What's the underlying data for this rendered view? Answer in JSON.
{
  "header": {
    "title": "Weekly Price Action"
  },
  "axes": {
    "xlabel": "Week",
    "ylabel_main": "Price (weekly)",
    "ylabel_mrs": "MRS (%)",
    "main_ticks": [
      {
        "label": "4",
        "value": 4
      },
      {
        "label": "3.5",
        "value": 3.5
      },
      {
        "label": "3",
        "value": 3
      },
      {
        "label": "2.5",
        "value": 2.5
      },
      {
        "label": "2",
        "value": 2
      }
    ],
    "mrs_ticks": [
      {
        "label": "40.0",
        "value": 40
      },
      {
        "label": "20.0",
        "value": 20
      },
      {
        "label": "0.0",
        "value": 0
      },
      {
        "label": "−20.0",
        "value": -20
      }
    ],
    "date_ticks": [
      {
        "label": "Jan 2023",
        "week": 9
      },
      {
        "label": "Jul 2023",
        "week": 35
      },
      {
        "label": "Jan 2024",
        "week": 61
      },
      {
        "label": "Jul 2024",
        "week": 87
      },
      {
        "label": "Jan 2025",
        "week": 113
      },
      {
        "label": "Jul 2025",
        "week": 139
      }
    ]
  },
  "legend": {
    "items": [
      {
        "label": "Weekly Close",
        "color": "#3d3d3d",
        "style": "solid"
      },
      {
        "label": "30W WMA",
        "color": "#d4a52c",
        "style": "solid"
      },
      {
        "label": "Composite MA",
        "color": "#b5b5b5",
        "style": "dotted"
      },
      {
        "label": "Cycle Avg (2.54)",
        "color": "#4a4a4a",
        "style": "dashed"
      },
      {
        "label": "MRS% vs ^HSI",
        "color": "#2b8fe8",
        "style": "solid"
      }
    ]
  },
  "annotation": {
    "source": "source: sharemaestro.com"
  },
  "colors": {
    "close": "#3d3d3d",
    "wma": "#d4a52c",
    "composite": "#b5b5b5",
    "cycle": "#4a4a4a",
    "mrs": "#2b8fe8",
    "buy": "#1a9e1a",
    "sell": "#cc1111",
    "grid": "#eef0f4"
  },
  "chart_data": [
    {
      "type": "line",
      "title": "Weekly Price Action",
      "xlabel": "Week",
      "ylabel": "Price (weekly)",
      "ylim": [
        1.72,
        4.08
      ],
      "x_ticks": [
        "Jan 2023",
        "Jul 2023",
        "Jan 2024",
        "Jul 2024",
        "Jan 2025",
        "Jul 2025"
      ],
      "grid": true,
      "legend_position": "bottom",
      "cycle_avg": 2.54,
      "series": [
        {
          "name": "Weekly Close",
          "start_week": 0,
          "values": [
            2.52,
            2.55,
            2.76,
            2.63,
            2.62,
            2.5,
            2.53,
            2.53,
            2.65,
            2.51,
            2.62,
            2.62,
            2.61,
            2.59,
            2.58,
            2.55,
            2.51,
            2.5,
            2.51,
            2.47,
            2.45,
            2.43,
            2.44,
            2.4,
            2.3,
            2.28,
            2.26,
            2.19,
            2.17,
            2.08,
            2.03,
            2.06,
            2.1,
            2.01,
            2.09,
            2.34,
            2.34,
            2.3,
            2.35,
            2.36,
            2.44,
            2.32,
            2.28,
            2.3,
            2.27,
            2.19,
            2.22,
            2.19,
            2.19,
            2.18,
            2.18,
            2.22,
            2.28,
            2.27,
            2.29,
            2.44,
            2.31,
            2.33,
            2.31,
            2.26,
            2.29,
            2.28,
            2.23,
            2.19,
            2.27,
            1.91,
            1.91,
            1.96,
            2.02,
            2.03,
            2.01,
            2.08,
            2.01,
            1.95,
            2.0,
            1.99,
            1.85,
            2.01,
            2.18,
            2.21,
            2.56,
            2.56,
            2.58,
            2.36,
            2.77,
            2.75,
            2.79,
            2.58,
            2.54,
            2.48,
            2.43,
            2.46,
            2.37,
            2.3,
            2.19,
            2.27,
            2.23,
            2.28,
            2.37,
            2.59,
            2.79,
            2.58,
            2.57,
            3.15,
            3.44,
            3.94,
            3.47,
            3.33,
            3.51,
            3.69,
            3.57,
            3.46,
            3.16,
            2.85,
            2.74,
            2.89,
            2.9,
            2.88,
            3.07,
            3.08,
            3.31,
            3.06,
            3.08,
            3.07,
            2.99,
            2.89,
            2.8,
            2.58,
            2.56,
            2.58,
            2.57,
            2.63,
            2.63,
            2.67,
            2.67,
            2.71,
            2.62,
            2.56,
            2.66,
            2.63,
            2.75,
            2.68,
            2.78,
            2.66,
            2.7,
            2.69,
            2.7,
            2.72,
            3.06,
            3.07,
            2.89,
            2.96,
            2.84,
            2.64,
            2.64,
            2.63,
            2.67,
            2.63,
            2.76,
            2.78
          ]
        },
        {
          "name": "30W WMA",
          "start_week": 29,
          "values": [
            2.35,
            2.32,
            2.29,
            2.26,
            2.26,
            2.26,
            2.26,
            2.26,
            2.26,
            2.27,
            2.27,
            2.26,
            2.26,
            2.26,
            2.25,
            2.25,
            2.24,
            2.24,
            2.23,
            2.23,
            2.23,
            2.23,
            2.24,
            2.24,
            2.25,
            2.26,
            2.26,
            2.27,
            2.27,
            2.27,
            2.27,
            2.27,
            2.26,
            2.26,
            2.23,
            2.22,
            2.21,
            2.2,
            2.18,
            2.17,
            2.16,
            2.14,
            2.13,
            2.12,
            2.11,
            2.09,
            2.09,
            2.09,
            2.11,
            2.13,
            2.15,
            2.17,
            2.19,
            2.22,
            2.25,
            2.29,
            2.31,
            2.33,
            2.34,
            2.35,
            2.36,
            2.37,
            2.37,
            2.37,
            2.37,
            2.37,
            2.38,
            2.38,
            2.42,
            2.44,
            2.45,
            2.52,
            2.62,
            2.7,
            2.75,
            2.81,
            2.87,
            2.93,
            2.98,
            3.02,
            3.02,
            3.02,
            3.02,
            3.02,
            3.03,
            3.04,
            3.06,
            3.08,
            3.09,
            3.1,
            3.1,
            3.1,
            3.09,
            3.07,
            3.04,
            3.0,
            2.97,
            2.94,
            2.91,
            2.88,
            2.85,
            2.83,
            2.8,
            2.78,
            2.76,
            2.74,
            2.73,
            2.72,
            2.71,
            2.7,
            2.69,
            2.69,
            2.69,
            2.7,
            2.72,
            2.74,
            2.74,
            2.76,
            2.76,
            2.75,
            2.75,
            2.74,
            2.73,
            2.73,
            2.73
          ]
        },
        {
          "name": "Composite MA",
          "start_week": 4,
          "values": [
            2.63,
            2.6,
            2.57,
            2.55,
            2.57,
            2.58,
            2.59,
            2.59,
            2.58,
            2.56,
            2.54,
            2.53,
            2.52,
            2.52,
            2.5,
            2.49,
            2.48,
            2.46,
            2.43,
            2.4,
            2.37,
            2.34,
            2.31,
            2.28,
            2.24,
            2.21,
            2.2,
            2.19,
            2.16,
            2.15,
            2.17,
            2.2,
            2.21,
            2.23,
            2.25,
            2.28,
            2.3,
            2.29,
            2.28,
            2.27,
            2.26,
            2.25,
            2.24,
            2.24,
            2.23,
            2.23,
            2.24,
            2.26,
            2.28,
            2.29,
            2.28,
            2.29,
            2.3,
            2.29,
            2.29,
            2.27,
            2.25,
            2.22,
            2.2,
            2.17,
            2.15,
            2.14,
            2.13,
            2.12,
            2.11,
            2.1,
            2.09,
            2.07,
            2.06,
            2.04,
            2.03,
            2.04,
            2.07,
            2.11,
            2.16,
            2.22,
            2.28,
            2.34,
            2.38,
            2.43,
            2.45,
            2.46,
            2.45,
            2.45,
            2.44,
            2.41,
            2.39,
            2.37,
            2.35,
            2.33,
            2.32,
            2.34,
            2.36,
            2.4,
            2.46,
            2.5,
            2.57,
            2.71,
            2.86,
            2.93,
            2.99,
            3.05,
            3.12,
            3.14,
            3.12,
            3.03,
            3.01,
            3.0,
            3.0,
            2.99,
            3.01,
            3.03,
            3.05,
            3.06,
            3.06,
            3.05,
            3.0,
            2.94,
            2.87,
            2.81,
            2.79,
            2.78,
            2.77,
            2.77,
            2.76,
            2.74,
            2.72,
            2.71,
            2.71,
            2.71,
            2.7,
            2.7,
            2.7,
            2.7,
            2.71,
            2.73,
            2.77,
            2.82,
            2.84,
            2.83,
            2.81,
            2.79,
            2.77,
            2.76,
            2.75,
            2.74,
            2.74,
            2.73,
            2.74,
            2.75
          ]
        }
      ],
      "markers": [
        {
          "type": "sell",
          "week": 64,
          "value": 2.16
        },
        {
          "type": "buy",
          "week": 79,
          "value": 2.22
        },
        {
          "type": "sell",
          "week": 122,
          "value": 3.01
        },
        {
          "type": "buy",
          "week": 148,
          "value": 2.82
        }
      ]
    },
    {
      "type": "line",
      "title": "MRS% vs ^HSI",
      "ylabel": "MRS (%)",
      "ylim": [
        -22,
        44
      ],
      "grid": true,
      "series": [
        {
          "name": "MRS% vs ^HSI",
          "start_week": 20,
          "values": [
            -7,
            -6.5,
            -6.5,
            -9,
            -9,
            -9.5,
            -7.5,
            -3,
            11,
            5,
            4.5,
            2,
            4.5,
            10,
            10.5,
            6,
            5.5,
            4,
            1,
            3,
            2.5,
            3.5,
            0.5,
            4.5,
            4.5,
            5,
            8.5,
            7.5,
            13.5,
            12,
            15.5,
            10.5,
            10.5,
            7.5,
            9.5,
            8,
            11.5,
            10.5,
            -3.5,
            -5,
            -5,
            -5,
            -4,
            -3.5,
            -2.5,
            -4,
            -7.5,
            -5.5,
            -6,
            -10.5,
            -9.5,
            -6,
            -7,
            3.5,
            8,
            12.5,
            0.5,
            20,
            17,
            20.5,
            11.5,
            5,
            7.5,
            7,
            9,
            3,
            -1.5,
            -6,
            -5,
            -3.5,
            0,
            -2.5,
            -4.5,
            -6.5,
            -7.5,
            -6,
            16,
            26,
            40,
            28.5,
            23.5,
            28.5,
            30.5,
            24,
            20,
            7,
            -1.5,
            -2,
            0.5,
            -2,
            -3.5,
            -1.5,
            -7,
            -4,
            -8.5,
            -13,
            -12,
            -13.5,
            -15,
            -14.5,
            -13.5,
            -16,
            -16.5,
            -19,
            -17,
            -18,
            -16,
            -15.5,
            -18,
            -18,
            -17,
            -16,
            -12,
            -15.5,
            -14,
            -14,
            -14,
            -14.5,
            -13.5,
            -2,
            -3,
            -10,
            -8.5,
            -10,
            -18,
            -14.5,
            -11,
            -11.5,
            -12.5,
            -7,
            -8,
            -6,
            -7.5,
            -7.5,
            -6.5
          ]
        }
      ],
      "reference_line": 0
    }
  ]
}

- Instruction:
Scan the material above for the string "Action" and return the lines that hold it.

- Exercise solution:
    "title": "Weekly Price Action"
      "title": "Weekly Price Action",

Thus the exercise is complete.